> PROMPT
Every entry must be repeated exactly. Exclude all pictures.

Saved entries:

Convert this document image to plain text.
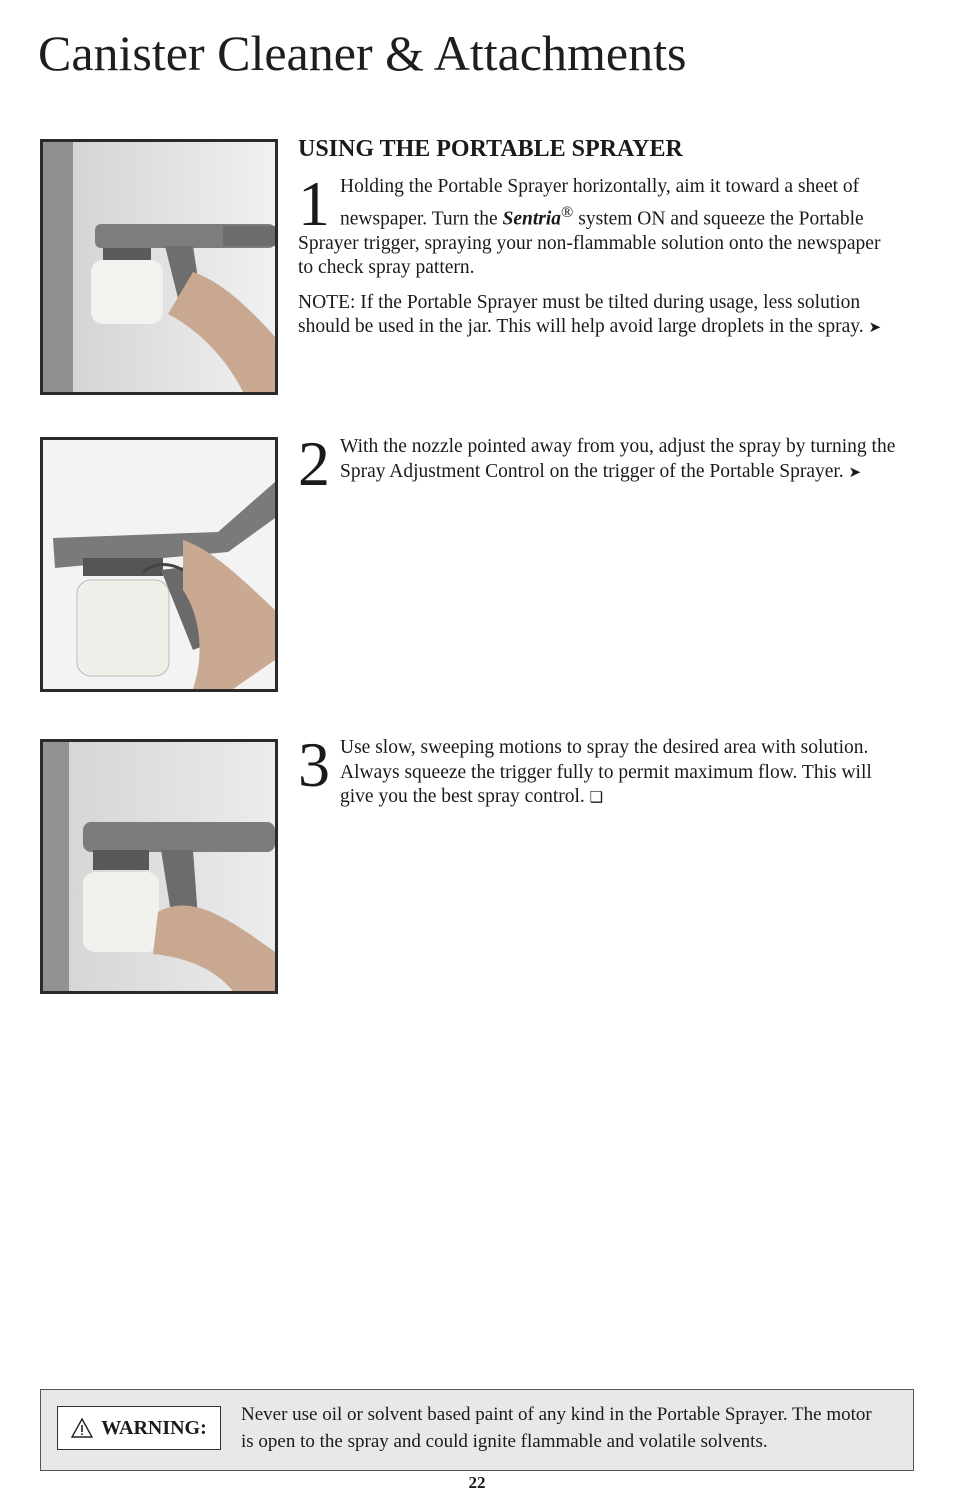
Canister Cleaner & Attachments
USING THE PORTABLE SPRAYER

1 Holding the Portable Sprayer horizontally, aim it toward a sheet of newspaper. Turn the Sentria® system ON and squeeze the Portable Sprayer trigger, spraying your non-flammable solution onto the newspaper to check spray pattern.

NOTE: If the Portable Sprayer must be tilted during usage, less solution should be used in the jar. This will help avoid large droplets in the spray. ➤

2 With the nozzle pointed away from you, adjust the spray by turning the Spray Adjustment Control on the trigger of the Portable Sprayer. ➤

3 Use slow, sweeping motions to spray the desired area with solution. Always squeeze the trigger fully to permit maximum flow. This will give you the best spray control. ❑

WARNING:
Never use oil or solvent based paint of any kind in the Portable Sprayer. The motor is open to the spray and could ignite flammable and volatile solvents.
22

> REPLY
Convert this document image to plain text.
Canister Cleaner & Attachments
USING THE PORTABLE SPRAYER

1 Holding the Portable Sprayer horizontally, aim it toward a sheet of newspaper. Turn the Sentria® system ON and squeeze the Portable Sprayer trigger, spraying your non-flammable solution onto the newspaper to check spray pattern.

NOTE: If the Portable Sprayer must be tilted during usage, less solution should be used in the jar. This will help avoid large droplets in the spray. ➤

2 With the nozzle pointed away from you, adjust the spray by turning the Spray Adjustment Control on the trigger of the Portable Sprayer. ➤

3 Use slow, sweeping motions to spray the desired area with solution. Always squeeze the trigger fully to permit maximum flow. This will give you the best spray control. ❑

WARNING:
Never use oil or solvent based paint of any kind in the Portable Sprayer. The motor is open to the spray and could ignite flammable and volatile solvents.
22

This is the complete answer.